Dataset rows
╭──

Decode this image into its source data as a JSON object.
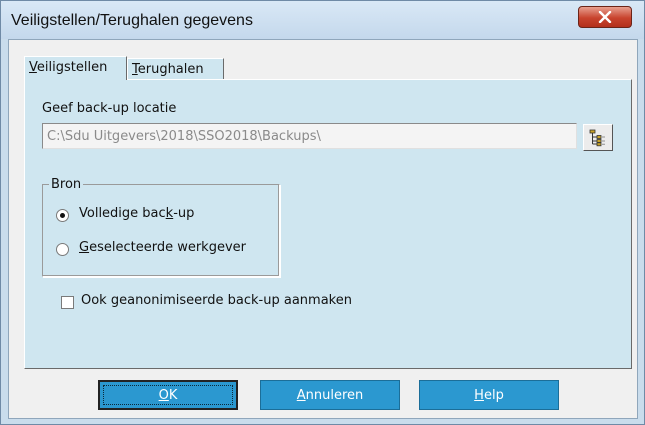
{
  "window": {
    "title": "Veiligstellen/Terughalen gegevens",
    "close_icon": "close-icon"
  },
  "tabs": [
    {
      "label": "Veiligstellen",
      "mnemonic": "V",
      "rest": "eiligstellen",
      "active": true
    },
    {
      "label": "Terughalen",
      "mnemonic": "T",
      "rest": "erughalen",
      "active": false
    }
  ],
  "backup": {
    "location_label": "Geef back-up locatie",
    "path_value": "C:\\Sdu Uitgevers\\2018\\SSO2018\\Backups\\",
    "browse_icon": "folder-tree-icon"
  },
  "source": {
    "group_label": "Bron",
    "options": [
      {
        "label_pre": "Volledige bac",
        "mnemonic": "k",
        "label_post": "-up",
        "checked": true
      },
      {
        "label_pre": "",
        "mnemonic": "G",
        "label_post": "eselecteerde werkgever",
        "checked": false
      }
    ]
  },
  "anonymize": {
    "label": "Ook geanonimiseerde back-up aanmaken",
    "checked": false
  },
  "buttons": {
    "ok": {
      "mnemonic": "O",
      "rest": "K"
    },
    "cancel": {
      "mnemonic": "A",
      "rest": "nnuleren"
    },
    "help": {
      "mnemonic": "H",
      "rest": "elp"
    }
  },
  "colors": {
    "accent_button": "#2b98d0",
    "panel": "#cfe6f0",
    "close_button": "#c8432e"
  }
}
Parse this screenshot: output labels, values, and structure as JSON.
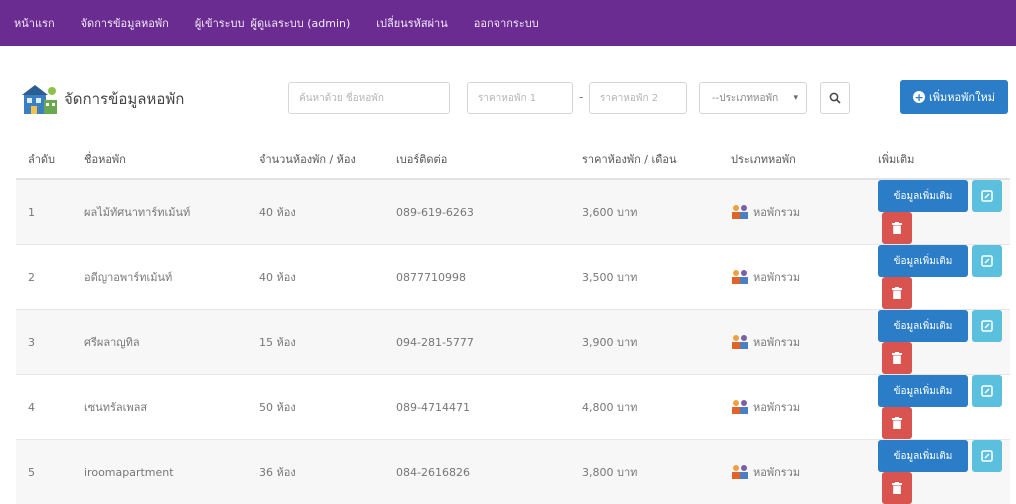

╰──

Ignore the images and quote every line of the listing exactly.

Decode this image into its source data as a JSON object.
{
  "window": {
    "title": "Veiligstellen/Terughalen gegevens",
    "close_icon": "close-icon"
  },
  "tabs": [
    {
      "label": "Veiligstellen",
      "mnemonic": "V",
      "rest": "eiligstellen",
      "active": true
    },
    {
      "label": "Terughalen",
      "mnemonic": "T",
      "rest": "erughalen",
      "active": false
    }
  ],
  "backup": {
    "location_label": "Geef back-up locatie",
    "path_value": "C:\\Sdu Uitgevers\\2018\\SSO2018\\Backups\\",
    "browse_icon": "folder-tree-icon"
  },
  "source": {
    "group_label": "Bron",
    "options": [
      {
        "label_pre": "Volledige bac",
        "mnemonic": "k",
        "label_post": "-up",
        "checked": true
      },
      {
        "label_pre": "",
        "mnemonic": "G",
        "label_post": "eselecteerde werkgever",
        "checked": false
      }
    ]
  },
  "anonymize": {
    "label": "Ook geanonimiseerde back-up aanmaken",
    "checked": false
  },
  "buttons": {
    "ok": {
      "mnemonic": "O",
      "rest": "K"
    },
    "cancel": {
      "mnemonic": "A",
      "rest": "nnuleren"
    },
    "help": {
      "mnemonic": "H",
      "rest": "elp"
    }
  },
  "colors": {
    "accent_button": "#2b98d0",
    "panel": "#cfe6f0",
    "close_button": "#c8432e"
  }
}
Parse this screenshot: output labels, values, and structure as JSON.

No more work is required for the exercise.